(Figure content listings)

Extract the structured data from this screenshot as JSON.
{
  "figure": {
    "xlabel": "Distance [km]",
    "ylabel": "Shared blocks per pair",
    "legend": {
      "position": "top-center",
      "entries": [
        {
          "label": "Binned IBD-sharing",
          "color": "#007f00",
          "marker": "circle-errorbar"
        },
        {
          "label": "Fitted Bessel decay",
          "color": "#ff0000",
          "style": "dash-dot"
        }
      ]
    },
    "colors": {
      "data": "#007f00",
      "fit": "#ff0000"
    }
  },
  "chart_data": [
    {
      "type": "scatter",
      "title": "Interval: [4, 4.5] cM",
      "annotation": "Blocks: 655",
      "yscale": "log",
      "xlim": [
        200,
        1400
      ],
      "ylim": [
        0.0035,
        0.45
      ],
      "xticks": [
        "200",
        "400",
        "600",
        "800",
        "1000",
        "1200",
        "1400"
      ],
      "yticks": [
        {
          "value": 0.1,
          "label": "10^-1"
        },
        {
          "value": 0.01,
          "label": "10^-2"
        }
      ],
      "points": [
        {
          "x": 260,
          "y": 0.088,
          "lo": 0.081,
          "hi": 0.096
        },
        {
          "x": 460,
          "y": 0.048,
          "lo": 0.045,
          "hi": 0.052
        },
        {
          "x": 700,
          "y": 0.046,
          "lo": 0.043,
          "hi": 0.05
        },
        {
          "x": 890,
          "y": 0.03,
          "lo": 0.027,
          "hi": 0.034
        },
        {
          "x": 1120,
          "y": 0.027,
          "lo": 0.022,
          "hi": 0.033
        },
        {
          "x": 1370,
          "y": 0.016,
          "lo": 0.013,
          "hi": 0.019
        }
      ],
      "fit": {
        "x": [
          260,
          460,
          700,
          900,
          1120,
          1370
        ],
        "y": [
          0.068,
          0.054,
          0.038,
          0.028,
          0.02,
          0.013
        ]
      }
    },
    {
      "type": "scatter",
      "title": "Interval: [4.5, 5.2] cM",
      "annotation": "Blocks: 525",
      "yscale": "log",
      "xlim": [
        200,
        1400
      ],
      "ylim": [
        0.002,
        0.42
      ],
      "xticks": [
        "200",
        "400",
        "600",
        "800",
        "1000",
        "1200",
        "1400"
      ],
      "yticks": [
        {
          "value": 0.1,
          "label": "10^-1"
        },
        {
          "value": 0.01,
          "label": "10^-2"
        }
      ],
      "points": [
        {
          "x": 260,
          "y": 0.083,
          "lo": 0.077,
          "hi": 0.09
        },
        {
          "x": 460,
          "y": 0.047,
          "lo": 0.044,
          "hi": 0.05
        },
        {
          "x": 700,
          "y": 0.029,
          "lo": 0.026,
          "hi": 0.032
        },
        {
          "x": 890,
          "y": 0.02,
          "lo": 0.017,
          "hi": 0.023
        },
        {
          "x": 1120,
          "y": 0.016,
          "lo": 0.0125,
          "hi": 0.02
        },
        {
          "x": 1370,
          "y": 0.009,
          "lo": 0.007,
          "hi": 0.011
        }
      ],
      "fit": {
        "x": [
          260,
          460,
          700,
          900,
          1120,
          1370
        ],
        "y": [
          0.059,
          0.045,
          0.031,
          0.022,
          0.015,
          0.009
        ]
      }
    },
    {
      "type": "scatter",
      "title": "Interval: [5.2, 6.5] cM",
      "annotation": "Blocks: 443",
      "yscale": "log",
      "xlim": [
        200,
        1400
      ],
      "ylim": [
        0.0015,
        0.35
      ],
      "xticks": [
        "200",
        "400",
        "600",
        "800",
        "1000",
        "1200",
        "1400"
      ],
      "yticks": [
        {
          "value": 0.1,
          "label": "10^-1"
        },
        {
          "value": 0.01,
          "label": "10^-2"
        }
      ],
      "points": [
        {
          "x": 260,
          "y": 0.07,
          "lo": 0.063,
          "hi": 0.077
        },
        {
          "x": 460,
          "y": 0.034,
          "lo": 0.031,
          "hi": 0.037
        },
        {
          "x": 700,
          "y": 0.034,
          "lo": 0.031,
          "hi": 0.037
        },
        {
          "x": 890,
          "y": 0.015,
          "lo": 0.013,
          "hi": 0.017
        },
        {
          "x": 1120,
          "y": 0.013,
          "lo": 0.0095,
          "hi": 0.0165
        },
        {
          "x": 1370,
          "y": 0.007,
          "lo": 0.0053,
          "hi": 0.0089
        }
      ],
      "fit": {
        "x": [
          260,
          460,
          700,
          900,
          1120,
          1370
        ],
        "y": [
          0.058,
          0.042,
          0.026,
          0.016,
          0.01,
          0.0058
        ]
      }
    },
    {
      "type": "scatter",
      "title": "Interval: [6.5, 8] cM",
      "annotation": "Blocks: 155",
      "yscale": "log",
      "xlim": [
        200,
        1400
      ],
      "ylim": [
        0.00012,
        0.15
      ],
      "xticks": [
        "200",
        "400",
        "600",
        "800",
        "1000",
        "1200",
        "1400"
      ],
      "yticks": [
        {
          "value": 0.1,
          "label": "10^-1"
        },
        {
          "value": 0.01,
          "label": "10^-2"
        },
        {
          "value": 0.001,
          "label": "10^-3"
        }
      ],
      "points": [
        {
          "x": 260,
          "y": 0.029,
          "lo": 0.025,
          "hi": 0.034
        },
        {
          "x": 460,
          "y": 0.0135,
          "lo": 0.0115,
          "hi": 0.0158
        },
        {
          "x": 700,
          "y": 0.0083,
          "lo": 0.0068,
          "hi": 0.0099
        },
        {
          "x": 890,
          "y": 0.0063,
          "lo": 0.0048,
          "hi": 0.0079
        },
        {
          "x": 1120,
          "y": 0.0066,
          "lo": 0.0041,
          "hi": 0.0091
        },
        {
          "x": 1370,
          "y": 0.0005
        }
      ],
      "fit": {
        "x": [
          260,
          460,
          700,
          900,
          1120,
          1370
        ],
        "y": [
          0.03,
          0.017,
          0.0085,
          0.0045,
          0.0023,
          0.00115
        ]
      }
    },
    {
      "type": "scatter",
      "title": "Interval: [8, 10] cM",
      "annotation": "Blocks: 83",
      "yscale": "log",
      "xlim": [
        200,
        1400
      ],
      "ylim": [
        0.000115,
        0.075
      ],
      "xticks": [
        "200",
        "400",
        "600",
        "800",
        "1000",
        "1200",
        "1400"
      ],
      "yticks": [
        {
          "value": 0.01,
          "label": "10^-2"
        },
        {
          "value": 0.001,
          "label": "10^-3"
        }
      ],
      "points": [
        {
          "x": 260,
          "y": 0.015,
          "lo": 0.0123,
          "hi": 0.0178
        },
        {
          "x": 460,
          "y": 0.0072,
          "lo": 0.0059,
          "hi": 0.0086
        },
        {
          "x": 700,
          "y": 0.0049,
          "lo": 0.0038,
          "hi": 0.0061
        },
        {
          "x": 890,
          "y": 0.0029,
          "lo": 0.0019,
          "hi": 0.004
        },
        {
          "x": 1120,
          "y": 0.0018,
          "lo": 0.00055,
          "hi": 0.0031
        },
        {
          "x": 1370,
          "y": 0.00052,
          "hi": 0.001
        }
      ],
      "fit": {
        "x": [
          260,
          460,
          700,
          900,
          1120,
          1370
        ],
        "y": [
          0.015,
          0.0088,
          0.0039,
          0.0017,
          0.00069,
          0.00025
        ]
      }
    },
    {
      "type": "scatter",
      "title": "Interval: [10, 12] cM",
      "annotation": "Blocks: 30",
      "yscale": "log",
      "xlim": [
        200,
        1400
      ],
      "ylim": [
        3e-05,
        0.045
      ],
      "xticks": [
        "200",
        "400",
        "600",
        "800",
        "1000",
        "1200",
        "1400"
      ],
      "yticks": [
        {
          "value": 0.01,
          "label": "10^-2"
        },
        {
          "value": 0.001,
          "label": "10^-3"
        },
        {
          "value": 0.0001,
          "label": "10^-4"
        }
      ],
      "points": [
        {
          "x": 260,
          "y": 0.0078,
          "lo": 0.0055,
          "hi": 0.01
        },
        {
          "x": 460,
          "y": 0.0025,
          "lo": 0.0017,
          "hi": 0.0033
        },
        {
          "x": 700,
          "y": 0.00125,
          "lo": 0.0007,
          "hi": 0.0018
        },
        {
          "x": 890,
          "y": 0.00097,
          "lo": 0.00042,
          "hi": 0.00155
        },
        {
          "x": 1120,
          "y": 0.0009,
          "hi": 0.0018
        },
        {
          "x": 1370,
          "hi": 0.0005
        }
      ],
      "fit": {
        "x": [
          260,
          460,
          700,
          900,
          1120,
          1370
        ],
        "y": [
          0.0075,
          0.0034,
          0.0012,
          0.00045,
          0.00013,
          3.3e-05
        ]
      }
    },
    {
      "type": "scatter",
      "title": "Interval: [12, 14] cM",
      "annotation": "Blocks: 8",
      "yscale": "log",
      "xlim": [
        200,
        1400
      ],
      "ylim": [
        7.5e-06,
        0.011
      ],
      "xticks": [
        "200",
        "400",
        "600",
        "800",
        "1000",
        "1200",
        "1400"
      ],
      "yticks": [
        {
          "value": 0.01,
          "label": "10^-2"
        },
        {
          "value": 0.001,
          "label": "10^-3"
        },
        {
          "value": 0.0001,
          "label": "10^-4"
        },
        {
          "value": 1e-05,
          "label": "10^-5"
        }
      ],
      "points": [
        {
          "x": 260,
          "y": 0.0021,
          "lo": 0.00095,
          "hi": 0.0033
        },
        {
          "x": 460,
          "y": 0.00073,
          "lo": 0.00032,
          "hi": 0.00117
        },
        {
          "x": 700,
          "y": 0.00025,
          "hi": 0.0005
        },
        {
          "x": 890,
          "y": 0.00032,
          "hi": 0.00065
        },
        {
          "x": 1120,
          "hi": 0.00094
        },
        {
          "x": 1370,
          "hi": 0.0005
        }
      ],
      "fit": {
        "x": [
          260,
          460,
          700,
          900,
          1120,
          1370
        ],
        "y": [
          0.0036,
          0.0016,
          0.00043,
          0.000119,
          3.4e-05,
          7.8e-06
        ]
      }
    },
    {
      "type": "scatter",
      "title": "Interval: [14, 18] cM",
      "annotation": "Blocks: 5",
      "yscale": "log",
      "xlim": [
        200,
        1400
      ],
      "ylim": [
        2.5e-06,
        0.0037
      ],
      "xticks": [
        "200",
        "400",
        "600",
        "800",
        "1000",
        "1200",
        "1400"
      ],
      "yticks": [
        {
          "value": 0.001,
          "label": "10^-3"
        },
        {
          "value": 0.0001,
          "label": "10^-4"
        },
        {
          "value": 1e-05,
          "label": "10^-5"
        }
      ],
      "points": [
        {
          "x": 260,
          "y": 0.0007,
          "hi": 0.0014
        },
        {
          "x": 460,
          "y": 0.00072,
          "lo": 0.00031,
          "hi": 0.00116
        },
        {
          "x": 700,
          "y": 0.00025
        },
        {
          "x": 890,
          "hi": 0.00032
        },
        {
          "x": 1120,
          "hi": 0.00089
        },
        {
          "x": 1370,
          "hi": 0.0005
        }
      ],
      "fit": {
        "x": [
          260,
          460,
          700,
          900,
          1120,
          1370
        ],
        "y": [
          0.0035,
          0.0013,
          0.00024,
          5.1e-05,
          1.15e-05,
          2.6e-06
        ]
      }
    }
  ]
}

Written task: List every line above that contains the word "annotation".

The response:
      "annotation": "Blocks: 655",
      "annotation": "Blocks: 525",
      "annotation": "Blocks: 443",
      "annotation": "Blocks: 155",
      "annotation": "Blocks: 83",
      "annotation": "Blocks: 30",
      "annotation": "Blocks: 8",
      "annotation": "Blocks: 5",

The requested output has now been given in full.